Saved entries
## begin

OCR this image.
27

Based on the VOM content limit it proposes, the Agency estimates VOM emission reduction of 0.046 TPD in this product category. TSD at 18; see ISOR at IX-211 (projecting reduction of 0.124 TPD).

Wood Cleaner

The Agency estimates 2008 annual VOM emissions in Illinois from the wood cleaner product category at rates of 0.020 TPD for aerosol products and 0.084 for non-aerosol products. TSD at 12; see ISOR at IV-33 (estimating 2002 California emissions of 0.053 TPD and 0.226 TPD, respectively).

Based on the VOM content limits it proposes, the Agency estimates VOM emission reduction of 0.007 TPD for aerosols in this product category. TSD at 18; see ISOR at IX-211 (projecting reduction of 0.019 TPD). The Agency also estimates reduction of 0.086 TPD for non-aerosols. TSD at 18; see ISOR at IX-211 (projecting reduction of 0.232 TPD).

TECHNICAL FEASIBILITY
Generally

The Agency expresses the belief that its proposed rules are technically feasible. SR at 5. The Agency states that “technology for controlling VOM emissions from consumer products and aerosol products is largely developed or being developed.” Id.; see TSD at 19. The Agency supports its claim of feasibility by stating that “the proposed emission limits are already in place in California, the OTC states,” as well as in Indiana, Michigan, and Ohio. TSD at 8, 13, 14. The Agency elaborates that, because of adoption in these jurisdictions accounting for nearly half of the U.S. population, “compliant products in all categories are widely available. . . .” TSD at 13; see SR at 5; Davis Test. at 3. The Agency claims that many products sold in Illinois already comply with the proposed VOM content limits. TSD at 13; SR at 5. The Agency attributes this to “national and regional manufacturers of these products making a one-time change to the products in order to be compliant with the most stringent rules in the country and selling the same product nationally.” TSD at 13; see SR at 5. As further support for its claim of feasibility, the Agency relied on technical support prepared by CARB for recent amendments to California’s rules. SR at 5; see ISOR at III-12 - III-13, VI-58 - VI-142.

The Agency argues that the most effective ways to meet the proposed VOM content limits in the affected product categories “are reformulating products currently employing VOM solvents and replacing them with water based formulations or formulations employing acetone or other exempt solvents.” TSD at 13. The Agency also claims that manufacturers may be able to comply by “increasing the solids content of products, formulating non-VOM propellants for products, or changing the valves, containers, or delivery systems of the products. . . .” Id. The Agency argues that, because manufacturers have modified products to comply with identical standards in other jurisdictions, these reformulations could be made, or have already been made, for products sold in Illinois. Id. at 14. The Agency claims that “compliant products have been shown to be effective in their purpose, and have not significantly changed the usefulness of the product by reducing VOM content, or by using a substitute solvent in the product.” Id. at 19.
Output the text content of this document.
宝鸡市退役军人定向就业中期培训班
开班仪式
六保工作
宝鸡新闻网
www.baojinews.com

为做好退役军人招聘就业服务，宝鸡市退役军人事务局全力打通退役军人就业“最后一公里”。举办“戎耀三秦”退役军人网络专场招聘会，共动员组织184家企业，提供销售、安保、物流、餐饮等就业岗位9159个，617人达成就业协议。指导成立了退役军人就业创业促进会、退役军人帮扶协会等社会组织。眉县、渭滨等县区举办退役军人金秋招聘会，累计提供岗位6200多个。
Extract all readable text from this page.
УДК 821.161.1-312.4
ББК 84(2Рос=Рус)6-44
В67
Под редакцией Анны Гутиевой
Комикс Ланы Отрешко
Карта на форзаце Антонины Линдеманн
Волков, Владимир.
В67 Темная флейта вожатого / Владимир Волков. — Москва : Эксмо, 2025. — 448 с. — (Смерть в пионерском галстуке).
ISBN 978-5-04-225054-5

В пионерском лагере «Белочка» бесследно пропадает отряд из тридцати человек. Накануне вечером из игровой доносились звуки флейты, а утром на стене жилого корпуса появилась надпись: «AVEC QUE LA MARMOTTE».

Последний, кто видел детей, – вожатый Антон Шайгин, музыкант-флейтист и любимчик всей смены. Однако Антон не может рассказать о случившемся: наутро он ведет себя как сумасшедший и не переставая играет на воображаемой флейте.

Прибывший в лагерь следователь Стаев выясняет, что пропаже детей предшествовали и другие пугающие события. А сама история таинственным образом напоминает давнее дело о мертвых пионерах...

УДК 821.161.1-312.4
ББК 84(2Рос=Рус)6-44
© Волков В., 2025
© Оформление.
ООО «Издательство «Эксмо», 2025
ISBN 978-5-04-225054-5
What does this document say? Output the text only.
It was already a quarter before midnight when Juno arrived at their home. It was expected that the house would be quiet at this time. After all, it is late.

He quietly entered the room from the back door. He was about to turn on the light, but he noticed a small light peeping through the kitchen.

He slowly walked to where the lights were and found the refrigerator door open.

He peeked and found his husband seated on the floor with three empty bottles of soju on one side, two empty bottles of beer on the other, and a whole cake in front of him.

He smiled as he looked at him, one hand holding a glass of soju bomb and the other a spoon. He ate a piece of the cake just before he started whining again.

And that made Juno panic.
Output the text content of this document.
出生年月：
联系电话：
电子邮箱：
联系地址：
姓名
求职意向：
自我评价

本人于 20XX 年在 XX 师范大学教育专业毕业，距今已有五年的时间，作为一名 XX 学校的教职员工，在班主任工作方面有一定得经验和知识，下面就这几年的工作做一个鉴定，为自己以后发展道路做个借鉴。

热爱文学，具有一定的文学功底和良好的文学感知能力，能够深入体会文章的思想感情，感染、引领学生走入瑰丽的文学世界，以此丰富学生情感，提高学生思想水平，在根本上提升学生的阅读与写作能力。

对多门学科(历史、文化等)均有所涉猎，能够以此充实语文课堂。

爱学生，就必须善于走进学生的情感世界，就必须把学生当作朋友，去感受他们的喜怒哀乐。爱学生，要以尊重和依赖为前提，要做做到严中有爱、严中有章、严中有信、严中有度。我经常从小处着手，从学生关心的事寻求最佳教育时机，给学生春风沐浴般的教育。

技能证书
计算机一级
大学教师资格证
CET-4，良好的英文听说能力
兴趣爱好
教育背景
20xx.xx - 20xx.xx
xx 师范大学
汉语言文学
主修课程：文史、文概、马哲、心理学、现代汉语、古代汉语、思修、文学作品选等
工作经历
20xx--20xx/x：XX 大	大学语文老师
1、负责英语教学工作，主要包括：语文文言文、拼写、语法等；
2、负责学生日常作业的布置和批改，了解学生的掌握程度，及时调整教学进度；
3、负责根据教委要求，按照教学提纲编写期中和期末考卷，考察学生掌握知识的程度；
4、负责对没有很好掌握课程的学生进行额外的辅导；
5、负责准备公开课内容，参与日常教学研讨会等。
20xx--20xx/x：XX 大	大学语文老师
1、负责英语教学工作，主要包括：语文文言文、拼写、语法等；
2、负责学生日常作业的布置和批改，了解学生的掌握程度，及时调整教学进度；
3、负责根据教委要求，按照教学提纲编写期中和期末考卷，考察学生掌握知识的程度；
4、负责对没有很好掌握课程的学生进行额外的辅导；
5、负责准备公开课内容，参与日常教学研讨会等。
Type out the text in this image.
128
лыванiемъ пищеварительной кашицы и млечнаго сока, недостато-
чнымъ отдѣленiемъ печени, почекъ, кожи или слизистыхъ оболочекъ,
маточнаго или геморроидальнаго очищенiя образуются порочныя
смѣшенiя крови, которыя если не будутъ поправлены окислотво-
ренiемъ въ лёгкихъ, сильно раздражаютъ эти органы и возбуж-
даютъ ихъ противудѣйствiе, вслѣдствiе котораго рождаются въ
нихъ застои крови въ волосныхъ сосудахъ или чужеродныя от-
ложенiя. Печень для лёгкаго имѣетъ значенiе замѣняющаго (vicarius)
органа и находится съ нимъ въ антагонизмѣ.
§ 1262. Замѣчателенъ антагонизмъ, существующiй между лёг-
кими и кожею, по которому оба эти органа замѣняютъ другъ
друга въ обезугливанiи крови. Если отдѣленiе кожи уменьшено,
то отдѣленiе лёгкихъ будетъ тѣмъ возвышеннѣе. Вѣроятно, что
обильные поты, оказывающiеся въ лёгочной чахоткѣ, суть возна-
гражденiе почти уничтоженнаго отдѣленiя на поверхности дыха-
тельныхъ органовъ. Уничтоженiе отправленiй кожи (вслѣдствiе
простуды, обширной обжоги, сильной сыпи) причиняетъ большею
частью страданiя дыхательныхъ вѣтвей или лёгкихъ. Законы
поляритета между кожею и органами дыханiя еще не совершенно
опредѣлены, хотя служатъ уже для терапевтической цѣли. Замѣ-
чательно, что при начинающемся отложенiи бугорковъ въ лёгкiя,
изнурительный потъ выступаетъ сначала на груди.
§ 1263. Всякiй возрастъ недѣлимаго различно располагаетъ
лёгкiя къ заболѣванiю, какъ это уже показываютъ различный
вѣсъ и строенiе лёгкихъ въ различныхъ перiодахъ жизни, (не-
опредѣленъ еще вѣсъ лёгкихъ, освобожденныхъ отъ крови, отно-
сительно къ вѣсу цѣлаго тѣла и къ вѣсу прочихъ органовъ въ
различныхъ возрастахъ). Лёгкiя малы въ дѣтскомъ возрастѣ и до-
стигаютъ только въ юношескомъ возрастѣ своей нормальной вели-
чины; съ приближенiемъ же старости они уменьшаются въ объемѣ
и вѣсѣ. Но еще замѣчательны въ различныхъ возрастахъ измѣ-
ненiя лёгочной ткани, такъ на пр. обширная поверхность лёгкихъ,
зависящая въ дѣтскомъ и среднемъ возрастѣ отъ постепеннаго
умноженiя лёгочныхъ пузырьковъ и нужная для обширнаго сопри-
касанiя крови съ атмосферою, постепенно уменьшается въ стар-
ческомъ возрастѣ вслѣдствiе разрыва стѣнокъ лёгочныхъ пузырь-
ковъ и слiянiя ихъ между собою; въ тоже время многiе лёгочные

## end

** WHAT YOU WILL DO **
Search the data for the string "proposes". List each line that has it.

** TASK RESPONSE **
Based on the VOM content limit it proposes, the Agency estimates VOM emission reduction of 0.046 TPD in this product category. TSD at 18; see ISOR at IX-211 (projecting reduction of 0.124 TPD).
Based on the VOM content limits it proposes, the Agency estimates VOM emission reduction of 0.007 TPD for aerosols in this product category. TSD at 18; see ISOR at IX-211 (projecting reduction of 0.019 TPD). The Agency also estimates reduction of 0.086 TPD for non-aerosols. TSD at 18; see ISOR at IX-211 (projecting reduction of 0.232 TPD).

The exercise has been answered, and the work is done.